* WHAT THIS TASK INVOLVES *
Search the data for the word "切换账号" and copy every line that contains it.

* STORED DATA *

═══

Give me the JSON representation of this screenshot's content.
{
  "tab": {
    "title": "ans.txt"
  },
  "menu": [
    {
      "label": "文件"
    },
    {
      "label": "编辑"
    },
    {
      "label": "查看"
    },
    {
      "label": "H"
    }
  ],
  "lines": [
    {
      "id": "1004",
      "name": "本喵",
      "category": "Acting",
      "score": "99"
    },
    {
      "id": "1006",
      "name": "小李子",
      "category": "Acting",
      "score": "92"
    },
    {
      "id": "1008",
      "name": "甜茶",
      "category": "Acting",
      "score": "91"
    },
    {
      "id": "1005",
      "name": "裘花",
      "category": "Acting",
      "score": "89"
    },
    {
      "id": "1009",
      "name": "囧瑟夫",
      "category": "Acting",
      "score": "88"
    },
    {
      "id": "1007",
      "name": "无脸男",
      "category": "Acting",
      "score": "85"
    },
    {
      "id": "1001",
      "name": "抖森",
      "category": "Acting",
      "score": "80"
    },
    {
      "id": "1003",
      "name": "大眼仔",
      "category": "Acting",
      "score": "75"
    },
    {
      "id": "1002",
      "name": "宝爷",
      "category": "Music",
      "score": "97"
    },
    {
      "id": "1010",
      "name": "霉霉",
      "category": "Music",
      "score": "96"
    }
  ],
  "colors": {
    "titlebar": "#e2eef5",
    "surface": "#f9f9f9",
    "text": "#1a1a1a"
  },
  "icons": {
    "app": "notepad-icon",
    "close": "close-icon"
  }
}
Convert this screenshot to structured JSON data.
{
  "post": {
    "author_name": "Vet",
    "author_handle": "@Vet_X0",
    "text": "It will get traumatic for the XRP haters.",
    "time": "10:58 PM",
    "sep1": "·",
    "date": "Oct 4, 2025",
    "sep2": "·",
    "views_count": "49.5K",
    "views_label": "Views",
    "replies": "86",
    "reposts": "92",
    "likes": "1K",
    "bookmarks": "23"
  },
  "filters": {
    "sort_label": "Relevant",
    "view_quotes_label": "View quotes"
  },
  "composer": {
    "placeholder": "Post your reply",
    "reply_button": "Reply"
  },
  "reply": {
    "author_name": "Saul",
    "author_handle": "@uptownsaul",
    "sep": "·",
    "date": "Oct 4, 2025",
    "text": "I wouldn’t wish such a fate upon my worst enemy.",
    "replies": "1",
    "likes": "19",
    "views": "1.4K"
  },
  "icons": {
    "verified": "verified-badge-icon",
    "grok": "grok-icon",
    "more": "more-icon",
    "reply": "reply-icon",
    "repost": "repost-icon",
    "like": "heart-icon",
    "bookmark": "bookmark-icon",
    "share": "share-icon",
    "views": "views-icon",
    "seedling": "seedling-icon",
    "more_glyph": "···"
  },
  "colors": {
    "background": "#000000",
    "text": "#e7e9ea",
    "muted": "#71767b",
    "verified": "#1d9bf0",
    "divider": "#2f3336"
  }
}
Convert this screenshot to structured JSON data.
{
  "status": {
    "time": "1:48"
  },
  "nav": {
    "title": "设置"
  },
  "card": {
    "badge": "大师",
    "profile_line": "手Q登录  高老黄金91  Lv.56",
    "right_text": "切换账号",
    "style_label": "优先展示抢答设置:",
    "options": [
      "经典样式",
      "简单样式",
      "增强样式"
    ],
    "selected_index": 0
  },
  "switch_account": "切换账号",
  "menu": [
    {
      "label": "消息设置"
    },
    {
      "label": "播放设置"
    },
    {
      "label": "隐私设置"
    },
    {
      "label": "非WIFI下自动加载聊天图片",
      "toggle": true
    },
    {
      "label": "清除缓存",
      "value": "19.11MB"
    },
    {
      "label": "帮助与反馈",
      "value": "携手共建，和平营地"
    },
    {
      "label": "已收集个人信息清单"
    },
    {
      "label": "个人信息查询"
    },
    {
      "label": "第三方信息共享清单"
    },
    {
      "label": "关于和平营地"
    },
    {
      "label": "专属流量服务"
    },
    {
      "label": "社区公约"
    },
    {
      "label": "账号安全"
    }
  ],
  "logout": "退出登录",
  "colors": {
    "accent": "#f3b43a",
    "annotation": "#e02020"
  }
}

═══

* RESULT OF THIS TASK *
    "right_text": "切换账号",
  "switch_account": "切换账号",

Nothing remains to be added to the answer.